(Written task) Output the lines that follow exactly as they are.

——————

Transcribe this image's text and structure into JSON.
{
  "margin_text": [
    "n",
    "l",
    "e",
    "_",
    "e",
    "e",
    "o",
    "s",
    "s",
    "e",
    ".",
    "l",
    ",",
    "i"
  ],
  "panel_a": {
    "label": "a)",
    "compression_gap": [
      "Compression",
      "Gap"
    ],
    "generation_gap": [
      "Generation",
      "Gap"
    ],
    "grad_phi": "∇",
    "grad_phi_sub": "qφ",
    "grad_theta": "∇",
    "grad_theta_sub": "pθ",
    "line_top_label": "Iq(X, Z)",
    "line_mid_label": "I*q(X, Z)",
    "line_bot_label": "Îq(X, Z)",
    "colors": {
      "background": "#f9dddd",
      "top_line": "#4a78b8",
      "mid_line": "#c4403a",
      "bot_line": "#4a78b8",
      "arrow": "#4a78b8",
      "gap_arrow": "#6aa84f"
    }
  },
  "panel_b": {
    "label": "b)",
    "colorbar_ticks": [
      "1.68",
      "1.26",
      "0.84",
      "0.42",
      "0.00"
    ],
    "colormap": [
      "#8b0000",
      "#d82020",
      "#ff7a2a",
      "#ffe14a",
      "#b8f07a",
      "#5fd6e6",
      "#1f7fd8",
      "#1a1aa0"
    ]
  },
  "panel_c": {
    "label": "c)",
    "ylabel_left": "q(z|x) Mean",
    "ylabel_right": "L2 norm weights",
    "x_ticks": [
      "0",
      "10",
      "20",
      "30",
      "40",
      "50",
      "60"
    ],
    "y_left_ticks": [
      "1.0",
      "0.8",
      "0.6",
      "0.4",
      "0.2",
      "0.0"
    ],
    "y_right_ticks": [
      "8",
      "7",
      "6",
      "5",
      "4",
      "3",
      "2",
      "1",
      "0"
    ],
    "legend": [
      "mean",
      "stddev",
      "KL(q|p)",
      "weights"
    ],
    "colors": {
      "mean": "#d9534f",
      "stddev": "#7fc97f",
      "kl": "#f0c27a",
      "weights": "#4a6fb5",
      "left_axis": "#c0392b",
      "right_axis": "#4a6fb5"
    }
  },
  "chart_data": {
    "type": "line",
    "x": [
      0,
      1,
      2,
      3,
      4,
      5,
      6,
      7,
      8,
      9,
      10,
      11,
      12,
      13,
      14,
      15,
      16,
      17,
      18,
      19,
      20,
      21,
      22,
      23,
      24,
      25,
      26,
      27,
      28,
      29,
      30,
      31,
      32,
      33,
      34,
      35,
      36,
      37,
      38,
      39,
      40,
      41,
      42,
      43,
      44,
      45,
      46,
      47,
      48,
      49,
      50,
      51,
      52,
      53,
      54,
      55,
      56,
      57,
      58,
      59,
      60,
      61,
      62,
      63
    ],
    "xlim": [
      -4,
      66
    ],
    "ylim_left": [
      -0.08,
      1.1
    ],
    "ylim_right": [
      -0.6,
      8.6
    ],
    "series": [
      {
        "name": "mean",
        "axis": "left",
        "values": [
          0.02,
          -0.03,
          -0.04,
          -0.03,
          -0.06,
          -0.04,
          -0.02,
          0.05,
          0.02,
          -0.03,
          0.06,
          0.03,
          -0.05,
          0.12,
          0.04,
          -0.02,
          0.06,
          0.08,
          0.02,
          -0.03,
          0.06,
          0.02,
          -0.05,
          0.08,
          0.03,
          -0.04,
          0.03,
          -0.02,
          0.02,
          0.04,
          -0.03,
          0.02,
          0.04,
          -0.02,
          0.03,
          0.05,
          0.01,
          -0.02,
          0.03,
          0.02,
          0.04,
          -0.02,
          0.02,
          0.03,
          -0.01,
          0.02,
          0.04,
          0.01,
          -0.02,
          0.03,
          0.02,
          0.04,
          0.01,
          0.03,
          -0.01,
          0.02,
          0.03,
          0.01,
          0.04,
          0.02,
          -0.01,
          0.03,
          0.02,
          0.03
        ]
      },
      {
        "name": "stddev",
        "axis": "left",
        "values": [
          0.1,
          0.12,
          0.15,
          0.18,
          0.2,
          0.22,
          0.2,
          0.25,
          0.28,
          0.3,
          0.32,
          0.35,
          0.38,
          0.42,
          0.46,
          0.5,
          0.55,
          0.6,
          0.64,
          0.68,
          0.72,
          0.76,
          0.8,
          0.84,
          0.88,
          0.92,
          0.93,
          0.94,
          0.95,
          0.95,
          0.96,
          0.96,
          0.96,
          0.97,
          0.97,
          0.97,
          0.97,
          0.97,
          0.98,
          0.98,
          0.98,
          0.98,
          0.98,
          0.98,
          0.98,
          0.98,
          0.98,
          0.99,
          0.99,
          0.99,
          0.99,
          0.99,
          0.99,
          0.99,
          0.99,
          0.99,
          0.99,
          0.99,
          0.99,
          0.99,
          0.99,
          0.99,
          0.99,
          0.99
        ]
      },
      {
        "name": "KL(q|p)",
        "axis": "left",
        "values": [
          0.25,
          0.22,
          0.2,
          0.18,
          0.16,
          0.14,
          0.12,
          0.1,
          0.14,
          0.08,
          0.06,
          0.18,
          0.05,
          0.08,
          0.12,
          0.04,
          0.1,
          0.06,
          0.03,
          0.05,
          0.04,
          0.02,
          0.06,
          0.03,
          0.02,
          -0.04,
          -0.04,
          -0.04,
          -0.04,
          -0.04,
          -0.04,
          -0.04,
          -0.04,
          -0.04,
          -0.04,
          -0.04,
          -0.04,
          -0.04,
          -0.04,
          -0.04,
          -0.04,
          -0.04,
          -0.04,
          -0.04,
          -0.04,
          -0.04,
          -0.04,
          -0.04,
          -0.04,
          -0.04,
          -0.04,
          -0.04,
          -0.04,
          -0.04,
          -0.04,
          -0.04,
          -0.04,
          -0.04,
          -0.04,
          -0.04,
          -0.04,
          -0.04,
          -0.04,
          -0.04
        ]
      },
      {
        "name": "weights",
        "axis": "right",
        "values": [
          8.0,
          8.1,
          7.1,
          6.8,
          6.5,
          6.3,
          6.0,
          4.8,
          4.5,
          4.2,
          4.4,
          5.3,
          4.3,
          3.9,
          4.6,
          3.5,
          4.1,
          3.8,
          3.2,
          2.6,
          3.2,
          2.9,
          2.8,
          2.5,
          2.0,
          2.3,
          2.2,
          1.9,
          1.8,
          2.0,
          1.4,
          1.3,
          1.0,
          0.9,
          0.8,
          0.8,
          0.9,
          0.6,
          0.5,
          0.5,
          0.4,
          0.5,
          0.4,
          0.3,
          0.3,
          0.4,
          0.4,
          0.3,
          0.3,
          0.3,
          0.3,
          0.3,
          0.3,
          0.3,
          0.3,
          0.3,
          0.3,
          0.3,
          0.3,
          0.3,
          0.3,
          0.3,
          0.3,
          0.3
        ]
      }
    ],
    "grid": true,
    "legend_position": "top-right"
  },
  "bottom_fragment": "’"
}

——————

(Problem solution)
Transcribe this image's text and structure into JSON.
{
  "margin_text": [
    "n",
    "l",
    "e",
    "_",
    "e",
    "e",
    "o",
    "s",
    "s",
    "e",
    ".",
    "l",
    ",",
    "i"
  ],
  "panel_a": {
    "label": "a)",
    "compression_gap": [
      "Compression",
      "Gap"
    ],
    "generation_gap": [
      "Generation",
      "Gap"
    ],
    "grad_phi": "∇",
    "grad_phi_sub": "qφ",
    "grad_theta": "∇",
    "grad_theta_sub": "pθ",
    "line_top_label": "Iq(X, Z)",
    "line_mid_label": "I*q(X, Z)",
    "line_bot_label": "Îq(X, Z)",
    "colors": {
      "background": "#f9dddd",
      "top_line": "#4a78b8",
      "mid_line": "#c4403a",
      "bot_line": "#4a78b8",
      "arrow": "#4a78b8",
      "gap_arrow": "#6aa84f"
    }
  },
  "panel_b": {
    "label": "b)",
    "colorbar_ticks": [
      "1.68",
      "1.26",
      "0.84",
      "0.42",
      "0.00"
    ],
    "colormap": [
      "#8b0000",
      "#d82020",
      "#ff7a2a",
      "#ffe14a",
      "#b8f07a",
      "#5fd6e6",
      "#1f7fd8",
      "#1a1aa0"
    ]
  },
  "panel_c": {
    "label": "c)",
    "ylabel_left": "q(z|x) Mean",
    "ylabel_right": "L2 norm weights",
    "x_ticks": [
      "0",
      "10",
      "20",
      "30",
      "40",
      "50",
      "60"
    ],
    "y_left_ticks": [
      "1.0",
      "0.8",
      "0.6",
      "0.4",
      "0.2",
      "0.0"
    ],
    "y_right_ticks": [
      "8",
      "7",
      "6",
      "5",
      "4",
      "3",
      "2",
      "1",
      "0"
    ],
    "legend": [
      "mean",
      "stddev",
      "KL(q|p)",
      "weights"
    ],
    "colors": {
      "mean": "#d9534f",
      "stddev": "#7fc97f",
      "kl": "#f0c27a",
      "weights": "#4a6fb5",
      "left_axis": "#c0392b",
      "right_axis": "#4a6fb5"
    }
  },
  "chart_data": {
    "type": "line",
    "x": [
      0,
      1,
      2,
      3,
      4,
      5,
      6,
      7,
      8,
      9,
      10,
      11,
      12,
      13,
      14,
      15,
      16,
      17,
      18,
      19,
      20,
      21,
      22,
      23,
      24,
      25,
      26,
      27,
      28,
      29,
      30,
      31,
      32,
      33,
      34,
      35,
      36,
      37,
      38,
      39,
      40,
      41,
      42,
      43,
      44,
      45,
      46,
      47,
      48,
      49,
      50,
      51,
      52,
      53,
      54,
      55,
      56,
      57,
      58,
      59,
      60,
      61,
      62,
      63
    ],
    "xlim": [
      -4,
      66
    ],
    "ylim_left": [
      -0.08,
      1.1
    ],
    "ylim_right": [
      -0.6,
      8.6
    ],
    "series": [
      {
        "name": "mean",
        "axis": "left",
        "values": [
          0.02,
          -0.03,
          -0.04,
          -0.03,
          -0.06,
          -0.04,
          -0.02,
          0.05,
          0.02,
          -0.03,
          0.06,
          0.03,
          -0.05,
          0.12,
          0.04,
          -0.02,
          0.06,
          0.08,
          0.02,
          -0.03,
          0.06,
          0.02,
          -0.05,
          0.08,
          0.03,
          -0.04,
          0.03,
          -0.02,
          0.02,
          0.04,
          -0.03,
          0.02,
          0.04,
          -0.02,
          0.03,
          0.05,
          0.01,
          -0.02,
          0.03,
          0.02,
          0.04,
          -0.02,
          0.02,
          0.03,
          -0.01,
          0.02,
          0.04,
          0.01,
          -0.02,
          0.03,
          0.02,
          0.04,
          0.01,
          0.03,
          -0.01,
          0.02,
          0.03,
          0.01,
          0.04,
          0.02,
          -0.01,
          0.03,
          0.02,
          0.03
        ]
      },
      {
        "name": "stddev",
        "axis": "left",
        "values": [
          0.1,
          0.12,
          0.15,
          0.18,
          0.2,
          0.22,
          0.2,
          0.25,
          0.28,
          0.3,
          0.32,
          0.35,
          0.38,
          0.42,
          0.46,
          0.5,
          0.55,
          0.6,
          0.64,
          0.68,
          0.72,
          0.76,
          0.8,
          0.84,
          0.88,
          0.92,
          0.93,
          0.94,
          0.95,
          0.95,
          0.96,
          0.96,
          0.96,
          0.97,
          0.97,
          0.97,
          0.97,
          0.97,
          0.98,
          0.98,
          0.98,
          0.98,
          0.98,
          0.98,
          0.98,
          0.98,
          0.98,
          0.99,
          0.99,
          0.99,
          0.99,
          0.99,
          0.99,
          0.99,
          0.99,
          0.99,
          0.99,
          0.99,
          0.99,
          0.99,
          0.99,
          0.99,
          0.99,
          0.99
        ]
      },
      {
        "name": "KL(q|p)",
        "axis": "left",
        "values": [
          0.25,
          0.22,
          0.2,
          0.18,
          0.16,
          0.14,
          0.12,
          0.1,
          0.14,
          0.08,
          0.06,
          0.18,
          0.05,
          0.08,
          0.12,
          0.04,
          0.1,
          0.06,
          0.03,
          0.05,
          0.04,
          0.02,
          0.06,
          0.03,
          0.02,
          -0.04,
          -0.04,
          -0.04,
          -0.04,
          -0.04,
          -0.04,
          -0.04,
          -0.04,
          -0.04,
          -0.04,
          -0.04,
          -0.04,
          -0.04,
          -0.04,
          -0.04,
          -0.04,
          -0.04,
          -0.04,
          -0.04,
          -0.04,
          -0.04,
          -0.04,
          -0.04,
          -0.04,
          -0.04,
          -0.04,
          -0.04,
          -0.04,
          -0.04,
          -0.04,
          -0.04,
          -0.04,
          -0.04,
          -0.04,
          -0.04,
          -0.04,
          -0.04,
          -0.04,
          -0.04
        ]
      },
      {
        "name": "weights",
        "axis": "right",
        "values": [
          8.0,
          8.1,
          7.1,
          6.8,
          6.5,
          6.3,
          6.0,
          4.8,
          4.5,
          4.2,
          4.4,
          5.3,
          4.3,
          3.9,
          4.6,
          3.5,
          4.1,
          3.8,
          3.2,
          2.6,
          3.2,
          2.9,
          2.8,
          2.5,
          2.0,
          2.3,
          2.2,
          1.9,
          1.8,
          2.0,
          1.4,
          1.3,
          1.0,
          0.9,
          0.8,
          0.8,
          0.9,
          0.6,
          0.5,
          0.5,
          0.4,
          0.5,
          0.4,
          0.3,
          0.3,
          0.4,
          0.4,
          0.3,
          0.3,
          0.3,
          0.3,
          0.3,
          0.3,
          0.3,
          0.3,
          0.3,
          0.3,
          0.3,
          0.3,
          0.3,
          0.3,
          0.3,
          0.3,
          0.3
        ]
      }
    ],
    "grid": true,
    "legend_position": "top-right"
  },
  "bottom_fragment": "’"
}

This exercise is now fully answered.